WHAT NEEDS TO BE DONE: Find every line with the word "arrow". Copy those lines.

── GIVEN ENTRIES ──

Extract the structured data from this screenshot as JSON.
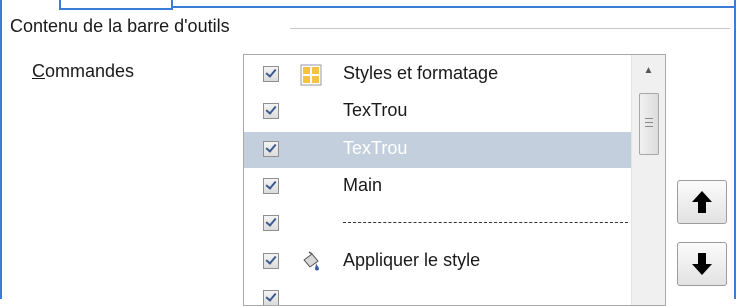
{
  "group": {
    "title": "Contenu de la barre d'outils"
  },
  "commands": {
    "label_mnemonic": "C",
    "label_rest": "ommandes"
  },
  "list": {
    "items": [
      {
        "label": "Styles et formatage",
        "checked": true,
        "icon": "styles-formatting-icon",
        "selected": false,
        "separator": false
      },
      {
        "label": "TexTrou",
        "checked": true,
        "icon": "",
        "selected": false,
        "separator": false
      },
      {
        "label": "TexTrou",
        "checked": true,
        "icon": "",
        "selected": true,
        "separator": false
      },
      {
        "label": "Main",
        "checked": true,
        "icon": "",
        "selected": false,
        "separator": false
      },
      {
        "label": "",
        "checked": true,
        "icon": "",
        "selected": false,
        "separator": true
      },
      {
        "label": "Appliquer le style",
        "checked": true,
        "icon": "paint-bucket-icon",
        "selected": false,
        "separator": false
      },
      {
        "label": "",
        "checked": true,
        "icon": "",
        "selected": false,
        "separator": false
      }
    ]
  },
  "buttons": {
    "up_icon": "arrow-up-icon",
    "down_icon": "arrow-down-icon"
  },
  "colors": {
    "frame_blue": "#3d7bd9",
    "selection": "#c3cfdc"
  }
}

───

WRITTEN ANSWER:
    "up_icon": "arrow-up-icon",
    "down_icon": "arrow-down-icon"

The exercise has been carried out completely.